=== SUPPLIED ENTRIES ===

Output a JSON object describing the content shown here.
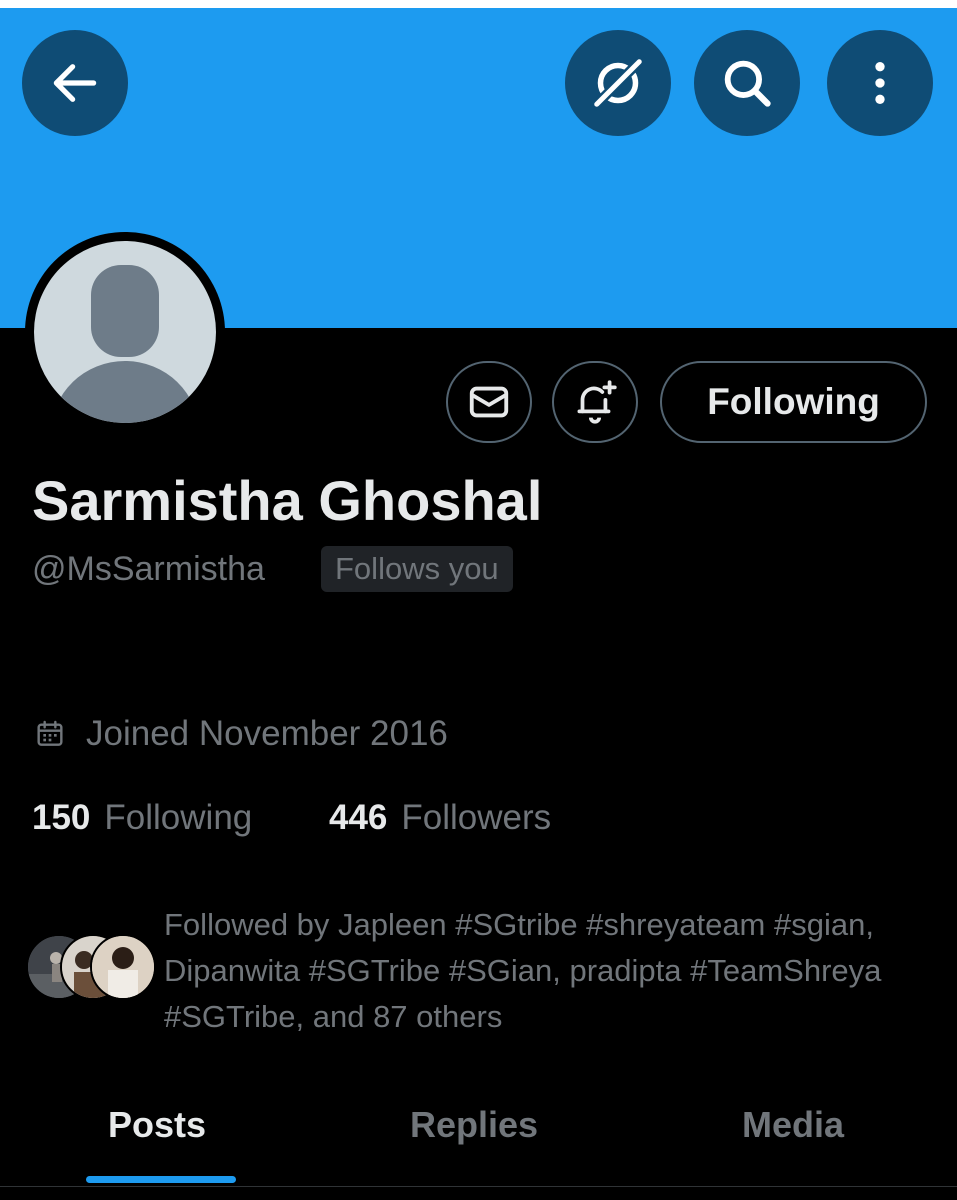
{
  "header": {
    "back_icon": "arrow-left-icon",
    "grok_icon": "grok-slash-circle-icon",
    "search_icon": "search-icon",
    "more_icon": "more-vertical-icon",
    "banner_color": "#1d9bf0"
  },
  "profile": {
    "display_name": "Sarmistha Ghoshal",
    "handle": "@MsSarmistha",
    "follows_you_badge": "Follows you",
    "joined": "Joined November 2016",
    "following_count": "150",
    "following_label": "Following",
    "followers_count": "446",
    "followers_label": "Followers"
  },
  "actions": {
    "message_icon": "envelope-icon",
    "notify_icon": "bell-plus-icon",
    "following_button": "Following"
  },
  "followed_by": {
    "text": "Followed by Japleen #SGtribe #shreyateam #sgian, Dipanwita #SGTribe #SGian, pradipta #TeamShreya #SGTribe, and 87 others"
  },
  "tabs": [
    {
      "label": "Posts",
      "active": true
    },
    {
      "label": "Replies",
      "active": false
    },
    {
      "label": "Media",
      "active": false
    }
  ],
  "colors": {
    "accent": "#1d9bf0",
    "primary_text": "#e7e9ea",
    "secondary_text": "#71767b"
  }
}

===
=== SUPPLIED ENTRIES ===

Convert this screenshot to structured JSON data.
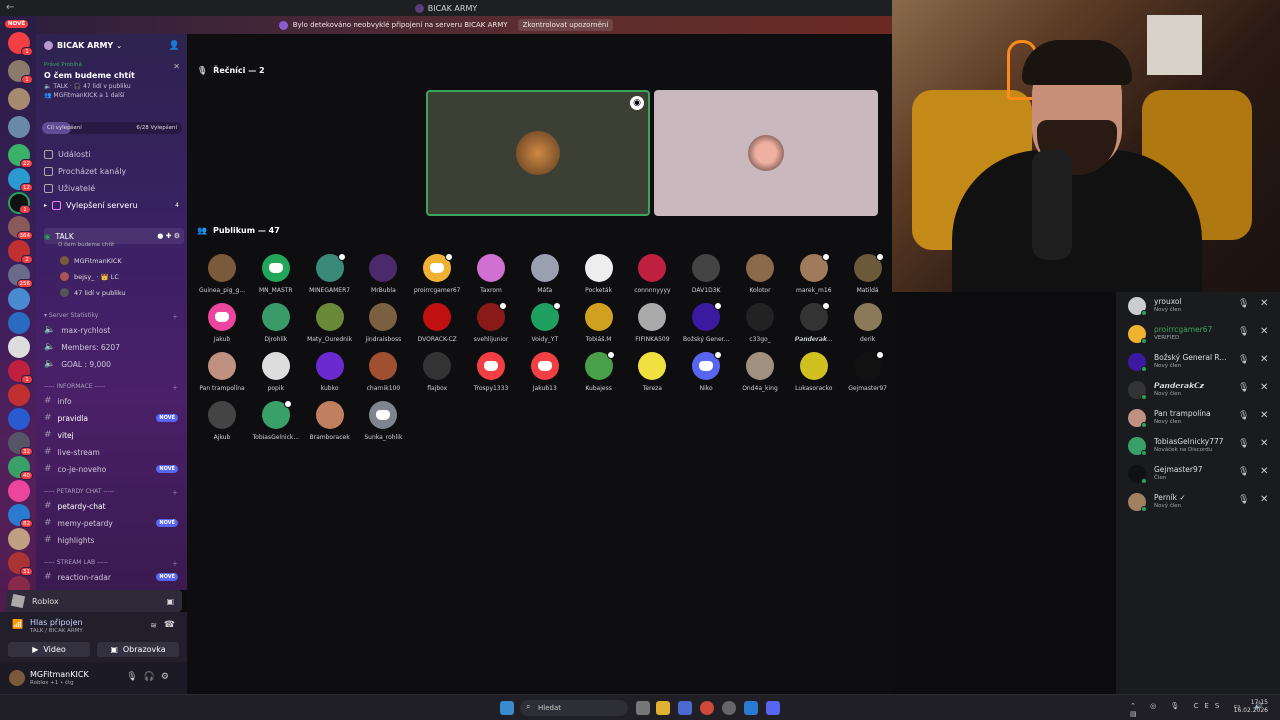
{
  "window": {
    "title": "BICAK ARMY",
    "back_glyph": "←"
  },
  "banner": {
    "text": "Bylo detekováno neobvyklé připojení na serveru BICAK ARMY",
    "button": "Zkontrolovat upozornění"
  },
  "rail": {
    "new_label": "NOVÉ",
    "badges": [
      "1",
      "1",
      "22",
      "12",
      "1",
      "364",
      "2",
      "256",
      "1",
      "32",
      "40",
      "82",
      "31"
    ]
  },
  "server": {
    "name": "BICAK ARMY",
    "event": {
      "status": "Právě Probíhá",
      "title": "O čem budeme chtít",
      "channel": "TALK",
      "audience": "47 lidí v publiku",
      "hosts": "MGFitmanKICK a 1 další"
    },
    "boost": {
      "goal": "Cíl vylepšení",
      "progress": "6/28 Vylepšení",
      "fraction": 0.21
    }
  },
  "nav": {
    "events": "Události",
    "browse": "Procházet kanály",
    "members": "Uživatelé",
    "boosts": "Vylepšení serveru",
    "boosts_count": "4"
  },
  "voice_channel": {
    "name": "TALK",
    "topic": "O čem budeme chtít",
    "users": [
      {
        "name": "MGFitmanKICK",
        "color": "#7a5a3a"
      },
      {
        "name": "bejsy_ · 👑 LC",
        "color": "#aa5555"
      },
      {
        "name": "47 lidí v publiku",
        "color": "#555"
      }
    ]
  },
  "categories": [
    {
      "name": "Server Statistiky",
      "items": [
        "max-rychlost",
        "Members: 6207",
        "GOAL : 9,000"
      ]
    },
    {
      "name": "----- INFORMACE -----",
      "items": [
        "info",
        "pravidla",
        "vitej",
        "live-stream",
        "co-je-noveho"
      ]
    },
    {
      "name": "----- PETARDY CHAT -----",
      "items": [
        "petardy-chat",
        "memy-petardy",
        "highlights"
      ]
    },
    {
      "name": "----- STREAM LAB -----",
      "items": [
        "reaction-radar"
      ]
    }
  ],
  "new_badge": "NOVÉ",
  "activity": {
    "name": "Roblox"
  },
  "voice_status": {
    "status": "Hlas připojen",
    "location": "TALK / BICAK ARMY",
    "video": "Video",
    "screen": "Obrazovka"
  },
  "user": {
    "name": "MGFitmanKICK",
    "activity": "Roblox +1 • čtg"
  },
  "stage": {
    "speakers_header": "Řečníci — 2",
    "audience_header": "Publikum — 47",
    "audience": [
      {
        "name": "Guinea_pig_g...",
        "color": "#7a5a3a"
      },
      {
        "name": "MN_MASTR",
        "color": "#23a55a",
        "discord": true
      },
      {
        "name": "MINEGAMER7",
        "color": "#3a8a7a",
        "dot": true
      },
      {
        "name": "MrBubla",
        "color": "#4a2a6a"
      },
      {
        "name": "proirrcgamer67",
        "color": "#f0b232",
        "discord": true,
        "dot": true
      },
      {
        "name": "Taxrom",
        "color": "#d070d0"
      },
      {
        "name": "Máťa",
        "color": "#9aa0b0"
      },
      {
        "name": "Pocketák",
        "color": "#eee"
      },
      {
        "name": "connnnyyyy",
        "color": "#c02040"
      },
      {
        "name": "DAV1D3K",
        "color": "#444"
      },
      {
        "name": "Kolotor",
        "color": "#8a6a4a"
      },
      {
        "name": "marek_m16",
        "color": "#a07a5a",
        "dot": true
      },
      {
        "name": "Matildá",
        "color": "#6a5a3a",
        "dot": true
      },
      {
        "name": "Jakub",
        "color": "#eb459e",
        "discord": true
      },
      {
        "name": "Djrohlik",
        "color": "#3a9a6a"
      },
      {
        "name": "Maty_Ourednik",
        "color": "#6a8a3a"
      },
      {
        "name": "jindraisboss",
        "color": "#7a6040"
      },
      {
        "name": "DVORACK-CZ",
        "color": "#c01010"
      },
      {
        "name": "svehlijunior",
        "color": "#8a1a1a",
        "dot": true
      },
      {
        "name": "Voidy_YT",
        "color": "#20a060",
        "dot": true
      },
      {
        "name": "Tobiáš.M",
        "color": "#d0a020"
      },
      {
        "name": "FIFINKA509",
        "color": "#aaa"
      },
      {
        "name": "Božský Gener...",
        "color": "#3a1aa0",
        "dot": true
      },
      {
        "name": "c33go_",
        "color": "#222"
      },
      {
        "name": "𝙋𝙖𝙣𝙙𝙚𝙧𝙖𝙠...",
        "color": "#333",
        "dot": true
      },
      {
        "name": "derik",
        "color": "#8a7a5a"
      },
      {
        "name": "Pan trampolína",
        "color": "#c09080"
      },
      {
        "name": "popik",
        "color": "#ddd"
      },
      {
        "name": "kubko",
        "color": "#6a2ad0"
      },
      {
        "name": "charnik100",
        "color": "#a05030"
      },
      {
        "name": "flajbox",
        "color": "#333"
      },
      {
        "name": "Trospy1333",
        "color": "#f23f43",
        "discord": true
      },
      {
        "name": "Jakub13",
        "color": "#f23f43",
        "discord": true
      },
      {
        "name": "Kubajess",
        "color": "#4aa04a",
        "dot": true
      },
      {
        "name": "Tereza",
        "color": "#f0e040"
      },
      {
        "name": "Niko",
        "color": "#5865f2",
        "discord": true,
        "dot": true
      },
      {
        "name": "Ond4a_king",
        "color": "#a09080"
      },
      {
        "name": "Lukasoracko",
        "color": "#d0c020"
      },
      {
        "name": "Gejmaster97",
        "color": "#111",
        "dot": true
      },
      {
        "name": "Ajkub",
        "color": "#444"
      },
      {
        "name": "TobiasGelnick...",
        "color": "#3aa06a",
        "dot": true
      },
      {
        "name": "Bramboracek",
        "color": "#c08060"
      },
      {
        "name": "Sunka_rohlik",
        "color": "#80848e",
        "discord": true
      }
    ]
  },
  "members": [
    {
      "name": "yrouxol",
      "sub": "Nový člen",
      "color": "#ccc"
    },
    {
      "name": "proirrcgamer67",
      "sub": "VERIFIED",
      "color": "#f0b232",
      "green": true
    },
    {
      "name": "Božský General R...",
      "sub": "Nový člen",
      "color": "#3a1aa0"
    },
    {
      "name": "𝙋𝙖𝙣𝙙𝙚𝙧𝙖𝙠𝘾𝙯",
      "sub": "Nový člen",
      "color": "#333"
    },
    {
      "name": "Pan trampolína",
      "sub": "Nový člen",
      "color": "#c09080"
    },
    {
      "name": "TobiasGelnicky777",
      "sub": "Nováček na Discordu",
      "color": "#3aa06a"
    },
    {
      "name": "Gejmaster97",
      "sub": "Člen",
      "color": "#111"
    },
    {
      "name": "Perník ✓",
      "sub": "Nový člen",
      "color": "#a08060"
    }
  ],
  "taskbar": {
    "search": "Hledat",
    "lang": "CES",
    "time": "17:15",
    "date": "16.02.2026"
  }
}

===
=== SUPPLIED ENTRIES ===

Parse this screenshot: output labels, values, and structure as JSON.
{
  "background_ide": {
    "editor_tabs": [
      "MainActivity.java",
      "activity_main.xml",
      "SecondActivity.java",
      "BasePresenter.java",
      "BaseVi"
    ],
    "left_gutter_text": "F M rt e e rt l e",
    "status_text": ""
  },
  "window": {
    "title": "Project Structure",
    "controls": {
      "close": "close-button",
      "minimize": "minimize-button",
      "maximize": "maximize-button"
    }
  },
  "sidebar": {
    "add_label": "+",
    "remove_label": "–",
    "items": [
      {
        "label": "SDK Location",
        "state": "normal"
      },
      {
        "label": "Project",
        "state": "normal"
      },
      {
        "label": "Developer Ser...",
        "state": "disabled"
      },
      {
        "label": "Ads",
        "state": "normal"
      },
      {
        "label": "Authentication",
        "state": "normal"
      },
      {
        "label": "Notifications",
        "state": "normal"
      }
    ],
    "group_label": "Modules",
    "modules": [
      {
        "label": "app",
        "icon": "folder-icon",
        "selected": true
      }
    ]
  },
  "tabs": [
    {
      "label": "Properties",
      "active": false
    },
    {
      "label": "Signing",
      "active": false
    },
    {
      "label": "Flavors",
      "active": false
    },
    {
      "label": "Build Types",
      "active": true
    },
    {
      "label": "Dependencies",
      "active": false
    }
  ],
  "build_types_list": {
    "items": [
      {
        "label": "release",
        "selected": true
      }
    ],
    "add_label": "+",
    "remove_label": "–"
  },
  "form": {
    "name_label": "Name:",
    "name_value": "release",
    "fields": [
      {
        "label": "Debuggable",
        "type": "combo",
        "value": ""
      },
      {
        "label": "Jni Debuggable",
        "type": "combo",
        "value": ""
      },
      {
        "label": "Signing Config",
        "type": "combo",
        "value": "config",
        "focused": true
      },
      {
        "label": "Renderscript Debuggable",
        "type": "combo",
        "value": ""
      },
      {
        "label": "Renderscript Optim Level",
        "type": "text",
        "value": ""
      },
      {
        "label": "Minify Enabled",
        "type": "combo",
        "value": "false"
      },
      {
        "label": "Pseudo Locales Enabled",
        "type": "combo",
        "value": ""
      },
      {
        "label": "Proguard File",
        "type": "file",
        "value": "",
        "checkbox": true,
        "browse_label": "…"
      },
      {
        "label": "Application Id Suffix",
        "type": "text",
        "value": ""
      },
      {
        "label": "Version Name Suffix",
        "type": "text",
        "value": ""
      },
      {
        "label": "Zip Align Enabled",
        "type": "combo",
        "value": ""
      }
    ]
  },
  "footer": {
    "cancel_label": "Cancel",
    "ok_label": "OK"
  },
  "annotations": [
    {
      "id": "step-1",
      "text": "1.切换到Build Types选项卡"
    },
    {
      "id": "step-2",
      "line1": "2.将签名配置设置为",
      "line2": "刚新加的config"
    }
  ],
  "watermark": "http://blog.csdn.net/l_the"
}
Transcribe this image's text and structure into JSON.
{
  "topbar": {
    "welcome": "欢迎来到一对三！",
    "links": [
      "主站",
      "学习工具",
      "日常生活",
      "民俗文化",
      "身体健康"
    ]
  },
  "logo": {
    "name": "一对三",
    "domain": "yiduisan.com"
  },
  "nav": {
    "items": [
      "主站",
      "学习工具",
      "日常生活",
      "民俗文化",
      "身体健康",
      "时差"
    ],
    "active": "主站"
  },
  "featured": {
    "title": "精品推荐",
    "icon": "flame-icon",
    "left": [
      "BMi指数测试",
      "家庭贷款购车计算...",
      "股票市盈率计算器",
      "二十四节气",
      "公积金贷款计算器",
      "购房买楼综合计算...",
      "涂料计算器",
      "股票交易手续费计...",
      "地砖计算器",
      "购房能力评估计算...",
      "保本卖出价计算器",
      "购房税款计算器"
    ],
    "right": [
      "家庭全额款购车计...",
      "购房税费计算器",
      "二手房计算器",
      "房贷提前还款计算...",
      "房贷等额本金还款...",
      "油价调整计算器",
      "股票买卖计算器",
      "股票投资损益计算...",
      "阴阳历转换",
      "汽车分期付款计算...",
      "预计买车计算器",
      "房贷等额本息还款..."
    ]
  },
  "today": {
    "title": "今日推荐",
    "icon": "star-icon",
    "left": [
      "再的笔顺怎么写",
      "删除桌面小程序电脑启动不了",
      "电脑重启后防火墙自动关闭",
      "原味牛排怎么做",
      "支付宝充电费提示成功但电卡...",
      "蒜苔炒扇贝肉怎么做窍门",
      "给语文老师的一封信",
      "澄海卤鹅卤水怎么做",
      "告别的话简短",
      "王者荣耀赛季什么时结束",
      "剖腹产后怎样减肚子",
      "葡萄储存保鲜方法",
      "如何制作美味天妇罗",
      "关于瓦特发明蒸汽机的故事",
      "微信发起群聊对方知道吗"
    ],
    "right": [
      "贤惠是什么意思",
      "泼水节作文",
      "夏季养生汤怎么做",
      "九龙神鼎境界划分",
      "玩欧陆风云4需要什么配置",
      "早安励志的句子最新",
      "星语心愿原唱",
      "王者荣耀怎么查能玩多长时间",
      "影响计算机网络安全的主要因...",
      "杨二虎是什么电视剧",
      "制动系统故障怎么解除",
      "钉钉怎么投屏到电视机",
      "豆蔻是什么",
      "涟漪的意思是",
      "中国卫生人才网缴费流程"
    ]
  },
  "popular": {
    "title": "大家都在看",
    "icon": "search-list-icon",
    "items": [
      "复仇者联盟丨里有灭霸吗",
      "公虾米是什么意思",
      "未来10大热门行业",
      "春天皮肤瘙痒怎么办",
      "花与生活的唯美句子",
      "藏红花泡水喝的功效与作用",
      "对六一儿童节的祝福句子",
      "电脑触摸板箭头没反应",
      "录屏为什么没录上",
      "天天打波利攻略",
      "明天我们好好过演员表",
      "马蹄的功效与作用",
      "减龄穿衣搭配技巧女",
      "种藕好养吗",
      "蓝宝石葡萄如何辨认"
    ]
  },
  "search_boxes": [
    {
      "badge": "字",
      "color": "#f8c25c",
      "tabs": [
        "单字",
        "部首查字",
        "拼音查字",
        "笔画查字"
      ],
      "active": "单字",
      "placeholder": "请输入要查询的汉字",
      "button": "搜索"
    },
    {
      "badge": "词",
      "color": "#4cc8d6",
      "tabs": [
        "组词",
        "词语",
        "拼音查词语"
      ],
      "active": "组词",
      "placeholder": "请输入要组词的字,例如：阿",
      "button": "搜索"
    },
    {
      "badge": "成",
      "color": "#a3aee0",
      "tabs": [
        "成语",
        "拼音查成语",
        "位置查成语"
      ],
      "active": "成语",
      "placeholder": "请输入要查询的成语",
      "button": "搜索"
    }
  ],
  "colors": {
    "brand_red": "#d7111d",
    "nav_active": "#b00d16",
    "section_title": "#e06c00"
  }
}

===

Go through the records and gather the lines that hold "serveru".

    "text": "Bylo detekováno neobvyklé připojení na serveru BICAK ARMY",
    "boosts": "Vylepšení serveru",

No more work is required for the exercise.